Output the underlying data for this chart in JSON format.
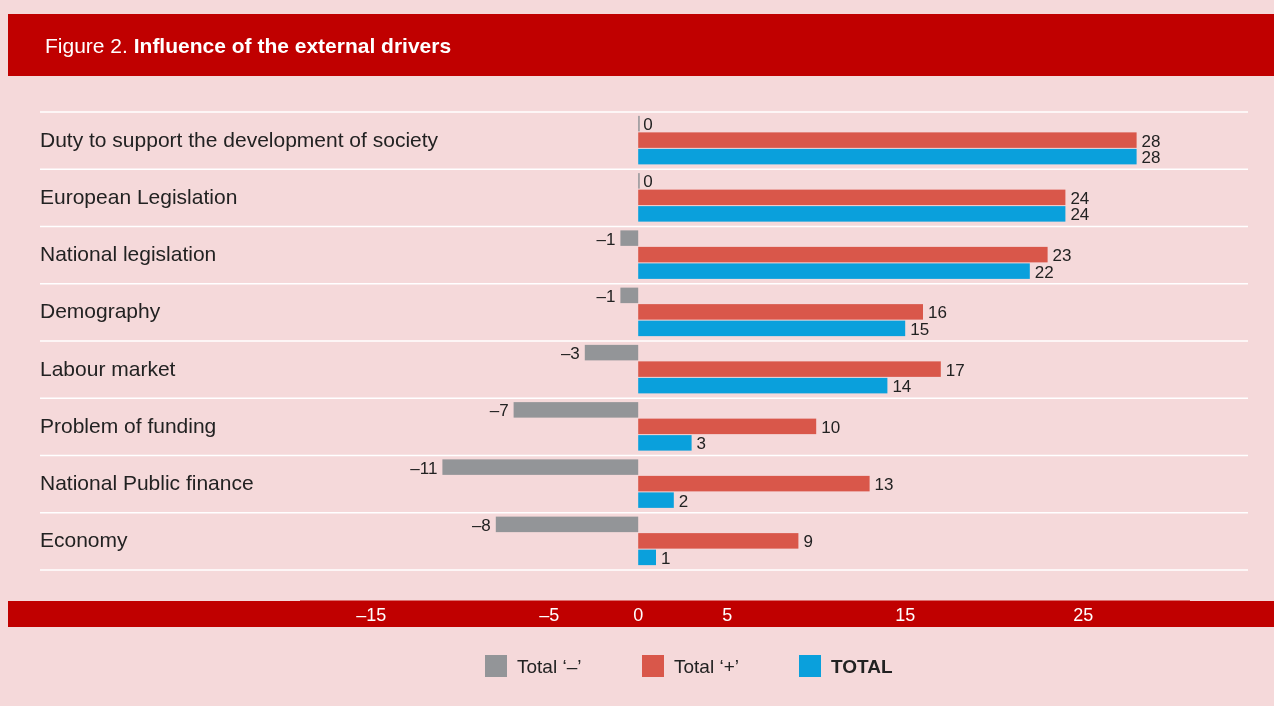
{
  "chart_data": {
    "type": "bar",
    "orientation": "horizontal",
    "title": "Figure 2. Influence of the external drivers",
    "categories": [
      "Duty to support the development of society",
      "European Legislation",
      "National legislation",
      "Demography",
      "Labour market",
      "Problem of funding",
      "National Public finance",
      "Economy"
    ],
    "series": [
      {
        "name": "Total ‘–’",
        "color": "#939598",
        "values": [
          0,
          0,
          -1,
          -1,
          -3,
          -7,
          -11,
          -8
        ],
        "value_labels": [
          "0",
          "0",
          "–1",
          "–1",
          "–3",
          "–7",
          "–11",
          "–8"
        ]
      },
      {
        "name": "Total ‘+’",
        "color": "#d9574a",
        "values": [
          28,
          24,
          23,
          16,
          17,
          10,
          13,
          9
        ],
        "value_labels": [
          "28",
          "24",
          "23",
          "16",
          "17",
          "10",
          "13",
          "9"
        ]
      },
      {
        "name": "TOTAL",
        "color": "#0aa0dc",
        "values": [
          28,
          24,
          22,
          15,
          14,
          3,
          2,
          1
        ],
        "value_labels": [
          "28",
          "24",
          "22",
          "15",
          "14",
          "3",
          "2",
          "1"
        ]
      }
    ],
    "xlim": [
      -19,
      31
    ],
    "xticks": [
      {
        "value": -15,
        "label": "–15"
      },
      {
        "value": -5,
        "label": "–5"
      },
      0,
      5,
      15,
      25
    ],
    "legend": "bottom"
  }
}
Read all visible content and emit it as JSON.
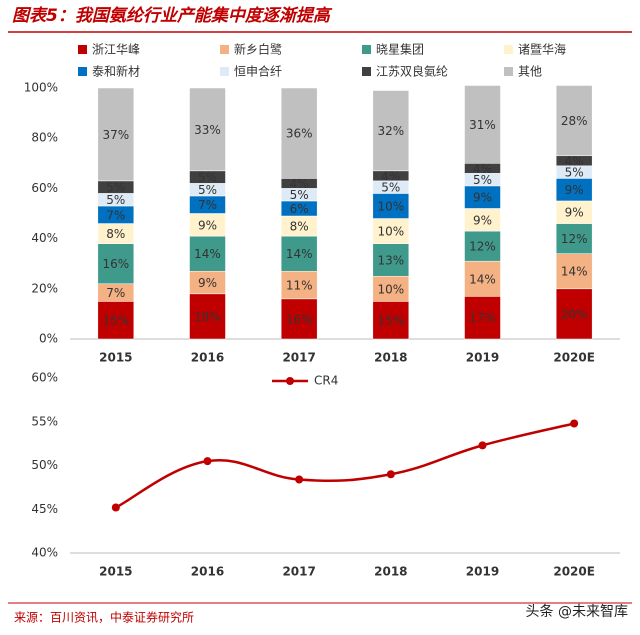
{
  "title": "图表5：我国氨纶行业产能集中度逐渐提高",
  "source": "来源：百川资讯，中泰证券研究所",
  "watermark": "头条 @未来智库",
  "chart_data": [
    {
      "type": "stacked-bar",
      "categories": [
        "2015",
        "2016",
        "2017",
        "2018",
        "2019",
        "2020E"
      ],
      "ylim": [
        0,
        100
      ],
      "yticks": [
        {
          "value": 0,
          "label": "0%"
        },
        {
          "value": 20,
          "label": "20%"
        },
        {
          "value": 40,
          "label": "40%"
        },
        {
          "value": 60,
          "label": "60%"
        },
        {
          "value": 80,
          "label": "80%"
        },
        {
          "value": 100,
          "label": "100%"
        }
      ],
      "series": [
        {
          "name": "浙江华峰",
          "color": "#c00000",
          "values": [
            15,
            18,
            16,
            15,
            17,
            20
          ],
          "value_labels": [
            "15%",
            "18%",
            "16%",
            "15%",
            "17%",
            "20%"
          ]
        },
        {
          "name": "新乡白鹭",
          "color": "#f4b183",
          "values": [
            7,
            9,
            11,
            10,
            14,
            14
          ],
          "value_labels": [
            "7%",
            "9%",
            "11%",
            "10%",
            "14%",
            "14%"
          ]
        },
        {
          "name": "晓星集团",
          "color": "#3f9a8c",
          "values": [
            16,
            14,
            14,
            13,
            12,
            12
          ],
          "value_labels": [
            "16%",
            "14%",
            "14%",
            "13%",
            "12%",
            "12%"
          ]
        },
        {
          "name": "诸暨华海",
          "color": "#fff2cc",
          "values": [
            8,
            9,
            8,
            10,
            9,
            9
          ],
          "value_labels": [
            "8%",
            "9%",
            "8%",
            "10%",
            "9%",
            "9%"
          ]
        },
        {
          "name": "泰和新材",
          "color": "#0070c0",
          "values": [
            7,
            7,
            6,
            10,
            9,
            9
          ],
          "value_labels": [
            "7%",
            "7%",
            "6%",
            "10%",
            "9%",
            "9%"
          ]
        },
        {
          "name": "恒申合纤",
          "color": "#deebf7",
          "values": [
            5,
            5,
            5,
            5,
            5,
            5
          ],
          "value_labels": [
            "5%",
            "5%",
            "5%",
            "5%",
            "5%",
            "5%"
          ]
        },
        {
          "name": "江苏双良氨纶",
          "color": "#404040",
          "values": [
            5,
            5,
            4,
            4,
            4,
            4
          ],
          "value_labels": [
            "5%",
            "5%",
            "4%",
            "4%",
            "4%",
            "4%"
          ]
        },
        {
          "name": "其他",
          "color": "#c0c0c0",
          "values": [
            37,
            33,
            36,
            32,
            31,
            28
          ],
          "value_labels": [
            "37%",
            "33%",
            "36%",
            "32%",
            "31%",
            "28%"
          ]
        }
      ]
    },
    {
      "type": "line",
      "categories": [
        "2015",
        "2016",
        "2017",
        "2018",
        "2019",
        "2020E"
      ],
      "ylim": [
        40,
        60
      ],
      "yticks": [
        {
          "value": 40,
          "label": "40%"
        },
        {
          "value": 45,
          "label": "45%"
        },
        {
          "value": 50,
          "label": "50%"
        },
        {
          "value": 55,
          "label": "55%"
        },
        {
          "value": 60,
          "label": "60%"
        }
      ],
      "series": [
        {
          "name": "CR4",
          "color": "#c00000",
          "values": [
            45.2,
            50.5,
            48.4,
            49.0,
            52.3,
            54.8
          ]
        }
      ]
    }
  ]
}
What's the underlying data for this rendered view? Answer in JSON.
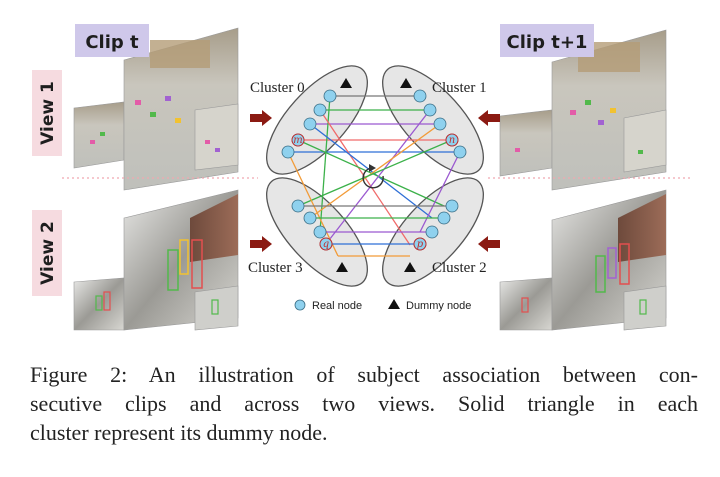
{
  "figure": {
    "clip_labels": [
      "Clip t",
      "Clip t+1"
    ],
    "view_labels": [
      "View 1",
      "View 2"
    ],
    "cluster_labels": [
      "Cluster 0",
      "Cluster 1",
      "Cluster 2",
      "Cluster 3"
    ],
    "node_letters": [
      "m",
      "n",
      "p",
      "q"
    ],
    "legend": {
      "real_node": "Real node",
      "dummy_node": "Dummy node"
    },
    "colors": {
      "label_bg_clip": "#cfc8ea",
      "label_bg_view": "#f6dbe0",
      "real_node": "#8fd1ee",
      "arrow": "#8b1a12",
      "cluster_fill": "#e6e6e6",
      "edge_colors": [
        "#f06a6a",
        "#9b59d0",
        "#3cb14a",
        "#2f6fd6",
        "#f29b38",
        "#777777"
      ]
    }
  },
  "caption": {
    "lines": [
      "Figure 2: An illustration of subject association between con-",
      "secutive clips and across two views. Solid triangle in each",
      "cluster represent its dummy node."
    ]
  }
}
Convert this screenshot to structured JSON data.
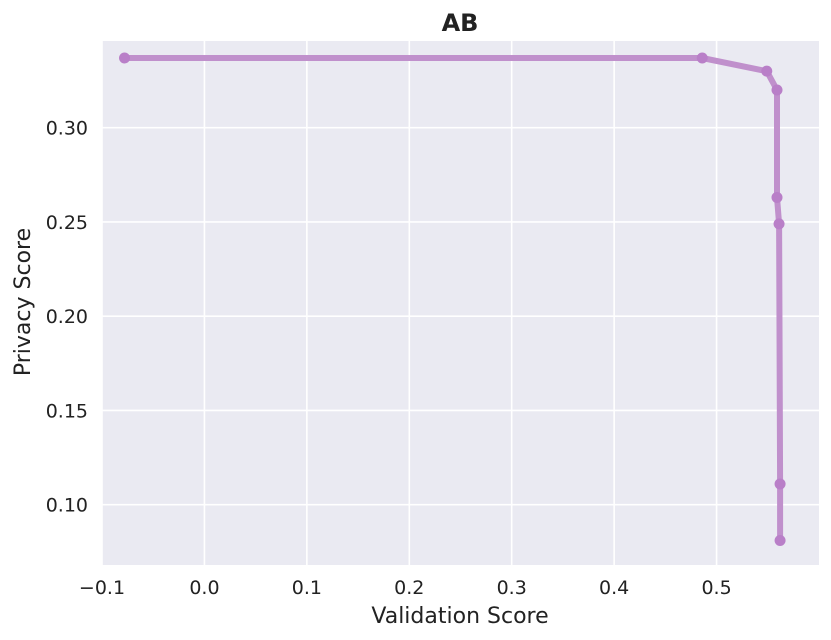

....................

Return all lines of the material above in which the word "this" occurs.

Output the underlying data for this chart in JSON format.
What's the underlying data for this rendered view? Answer in JSON.
Convert this screenshot to structured JSON data.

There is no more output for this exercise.